Keep the images out and copy every entry below exactly.

==================================================

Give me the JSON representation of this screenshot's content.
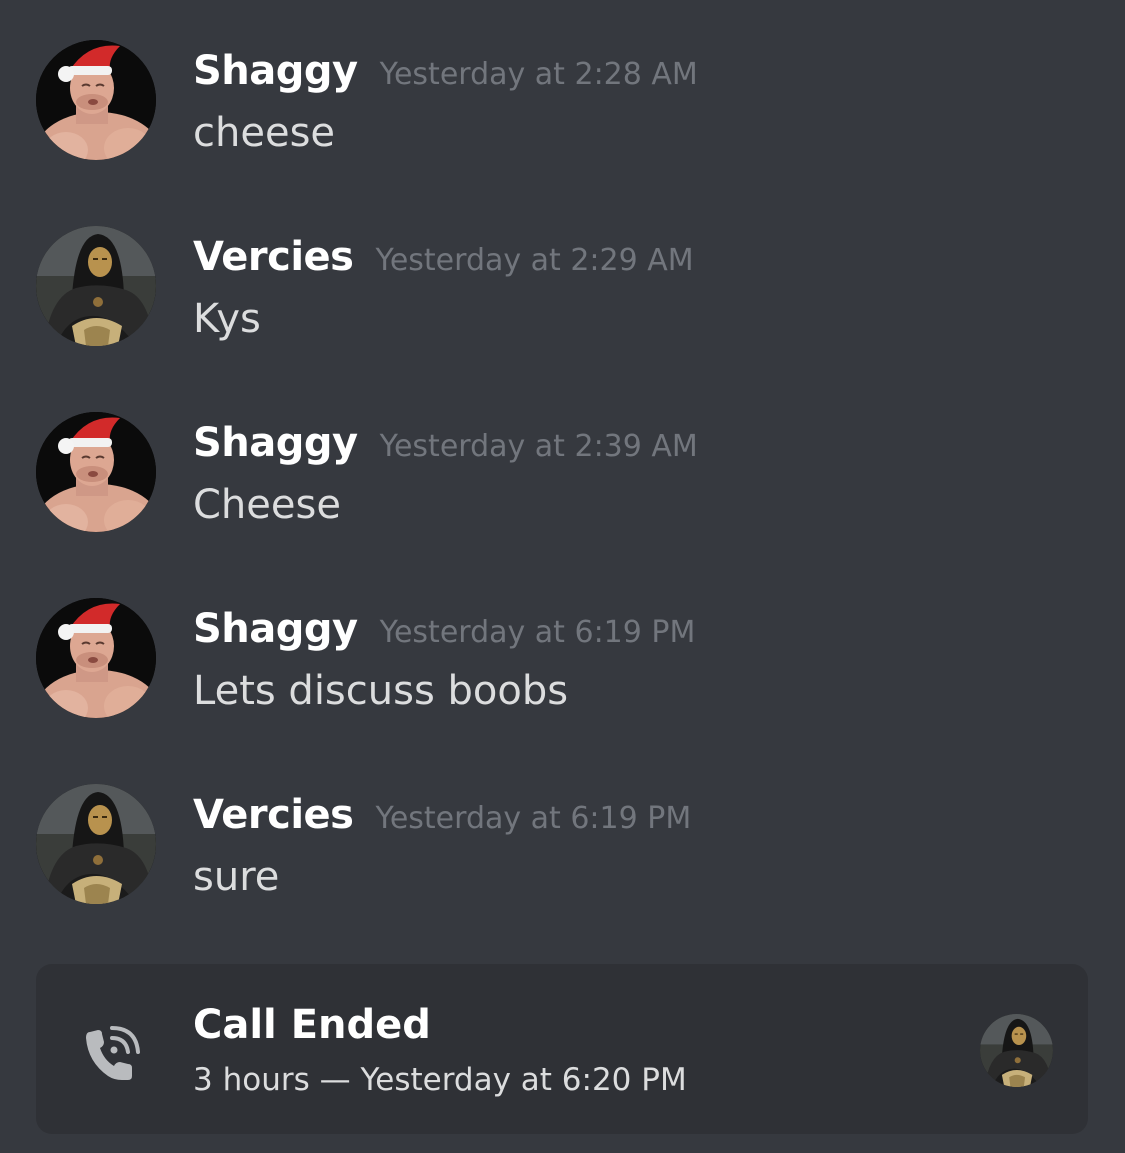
{
  "messages": [
    {
      "author": "Shaggy",
      "timestamp": "Yesterday at 2:28 AM",
      "content": "cheese",
      "avatar_icon": "shaggy-avatar"
    },
    {
      "author": "Vercies",
      "timestamp": "Yesterday at 2:29 AM",
      "content": "Kys",
      "avatar_icon": "vercies-avatar"
    },
    {
      "author": "Shaggy",
      "timestamp": "Yesterday at 2:39 AM",
      "content": "Cheese",
      "avatar_icon": "shaggy-avatar"
    },
    {
      "author": "Shaggy",
      "timestamp": "Yesterday at 6:19 PM",
      "content": "Lets discuss boobs",
      "avatar_icon": "shaggy-avatar"
    },
    {
      "author": "Vercies",
      "timestamp": "Yesterday at 6:19 PM",
      "content": "sure",
      "avatar_icon": "vercies-avatar"
    }
  ],
  "call": {
    "title": "Call Ended",
    "detail": "3 hours — Yesterday at 6:20 PM",
    "icon": "phone-call-ended-icon",
    "participant_icon": "vercies-avatar"
  },
  "colors": {
    "background": "#36393f",
    "card": "#2f3136",
    "author": "#ffffff",
    "timestamp": "#72767d",
    "text": "#dcddde"
  }
}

==================================================

Task solution:
Give me the JSON representation of this screenshot's content.
{
  "messages": [
    {
      "author": "Shaggy",
      "timestamp": "Yesterday at 2:28 AM",
      "content": "cheese",
      "avatar_icon": "shaggy-avatar"
    },
    {
      "author": "Vercies",
      "timestamp": "Yesterday at 2:29 AM",
      "content": "Kys",
      "avatar_icon": "vercies-avatar"
    },
    {
      "author": "Shaggy",
      "timestamp": "Yesterday at 2:39 AM",
      "content": "Cheese",
      "avatar_icon": "shaggy-avatar"
    },
    {
      "author": "Shaggy",
      "timestamp": "Yesterday at 6:19 PM",
      "content": "Lets discuss boobs",
      "avatar_icon": "shaggy-avatar"
    },
    {
      "author": "Vercies",
      "timestamp": "Yesterday at 6:19 PM",
      "content": "sure",
      "avatar_icon": "vercies-avatar"
    }
  ],
  "call": {
    "title": "Call Ended",
    "detail": "3 hours — Yesterday at 6:20 PM",
    "icon": "phone-call-ended-icon",
    "participant_icon": "vercies-avatar"
  },
  "colors": {
    "background": "#36393f",
    "card": "#2f3136",
    "author": "#ffffff",
    "timestamp": "#72767d",
    "text": "#dcddde"
  }
}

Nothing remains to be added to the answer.